Excerpted passage ▸
▬▬▬

From The Side View, November 30, 2021:
A theory of change that can account for beauty and generate life
This article is an exercise in speculative reasoning. It is a response to the feeling that the multiple crises we face cannot be addressed by thinking with any of the existing theories of change or models of systems dynamics that are available to us today. This article is also a critique of complex adaptive systems thinking and all of the complexity science that is based on it. Because we are steeped in the logics of complex adaptive systems thinking, everyone is caught in a closed loop of escalating complexity and accelerating risk. In this article, I propose a new theory of change that has the potential to create new intentional states in people, and as such, new behaviors. Unlike the logics of complex adaptive systems thinking, where each person is a potential opponent, and every environment is a potential threat, this new theory of change—which I call “a theory of complex potential states”—prepares us to open up to new potentials that are offered in every relationship and every environment.
Part One: The Problem Situation
Our current theories of change are invested in the dynamics of crisis.

▬▬▬

Material ▸
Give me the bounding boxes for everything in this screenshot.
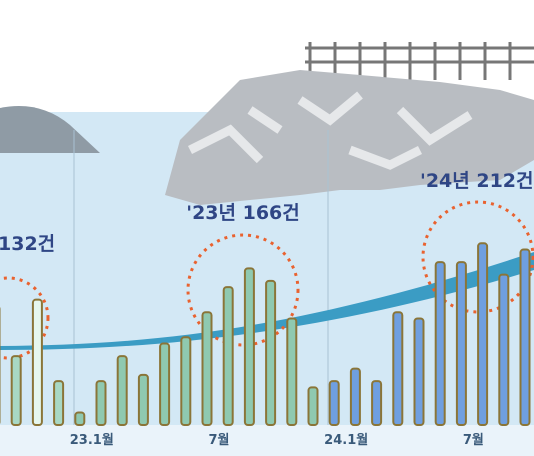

▬▬▬

Instructions for the task ▸ Summarize the article on a theory of change in two sentences.

Final answer ▸ Written as speculative reasoning, the article responds to the sense that today's crises cannot be addressed with existing theories of change and criticizes complex adaptive systems thinking for trapping everyone in a closed loop of escalating complexity and accelerating risk. In its place it proposes "a theory of complex potential states," which could create new intentional states and behaviors in people and, rather than treating each person as an opponent and every environment as a threat, prepares us to open up to the new potentials in every relationship and environment.